### PROBLEM STATEMENT
Extract the data exactly, missing nothing.

########

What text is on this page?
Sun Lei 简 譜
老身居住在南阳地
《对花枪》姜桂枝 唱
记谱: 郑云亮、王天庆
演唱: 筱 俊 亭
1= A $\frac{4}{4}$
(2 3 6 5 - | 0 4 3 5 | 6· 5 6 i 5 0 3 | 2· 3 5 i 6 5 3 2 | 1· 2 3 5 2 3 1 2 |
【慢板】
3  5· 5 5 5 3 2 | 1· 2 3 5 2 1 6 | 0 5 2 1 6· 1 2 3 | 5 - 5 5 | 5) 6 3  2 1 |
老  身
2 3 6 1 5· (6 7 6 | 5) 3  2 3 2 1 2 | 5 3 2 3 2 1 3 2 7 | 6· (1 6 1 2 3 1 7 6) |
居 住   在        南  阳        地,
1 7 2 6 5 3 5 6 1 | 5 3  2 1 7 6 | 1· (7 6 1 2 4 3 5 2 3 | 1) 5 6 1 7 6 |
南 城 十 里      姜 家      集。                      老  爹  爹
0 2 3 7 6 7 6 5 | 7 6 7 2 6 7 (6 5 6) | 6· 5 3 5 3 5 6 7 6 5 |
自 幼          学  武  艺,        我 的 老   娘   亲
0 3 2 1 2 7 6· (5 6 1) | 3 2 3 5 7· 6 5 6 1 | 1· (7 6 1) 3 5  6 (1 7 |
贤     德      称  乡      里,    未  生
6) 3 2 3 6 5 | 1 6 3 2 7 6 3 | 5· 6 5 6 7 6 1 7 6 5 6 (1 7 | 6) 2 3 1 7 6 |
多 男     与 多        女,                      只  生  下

########

### COMPLETED TASK
What text is on this page?
Sun Lei 简 譜
老身居住在南阳地
《对花枪》姜桂枝 唱
记谱: 郑云亮、王天庆
演唱: 筱 俊 亭
1= A $\frac{4}{4}$
(2 3 6 5 - | 0 4 3 5 | 6· 5 6 i 5 0 3 | 2· 3 5 i 6 5 3 2 | 1· 2 3 5 2 3 1 2 |
【慢板】
3  5· 5 5 5 3 2 | 1· 2 3 5 2 1 6 | 0 5 2 1 6· 1 2 3 | 5 - 5 5 | 5) 6 3  2 1 |
老  身
2 3 6 1 5· (6 7 6 | 5) 3  2 3 2 1 2 | 5 3 2 3 2 1 3 2 7 | 6· (1 6 1 2 3 1 7 6) |
居 住   在        南  阳        地,
1 7 2 6 5 3 5 6 1 | 5 3  2 1 7 6 | 1· (7 6 1 2 4 3 5 2 3 | 1) 5 6 1 7 6 |
南 城 十 里      姜 家      集。                      老  爹  爹
0 2 3 7 6 7 6 5 | 7 6 7 2 6 7 (6 5 6) | 6· 5 3 5 3 5 6 7 6 5 |
自 幼          学  武  艺,        我 的 老   娘   亲
0 3 2 1 2 7 6· (5 6 1) | 3 2 3 5 7· 6 5 6 1 | 1· (7 6 1) 3 5  6 (1 7 |
贤     德      称  乡      里,    未  生
6) 3 2 3 6 5 | 1 6 3 2 7 6 3 | 5· 6 5 6 7 6 1 7 6 5 6 (1 7 | 6) 2 3 1 7 6 |
多 男     与 多        女,                      只  生  下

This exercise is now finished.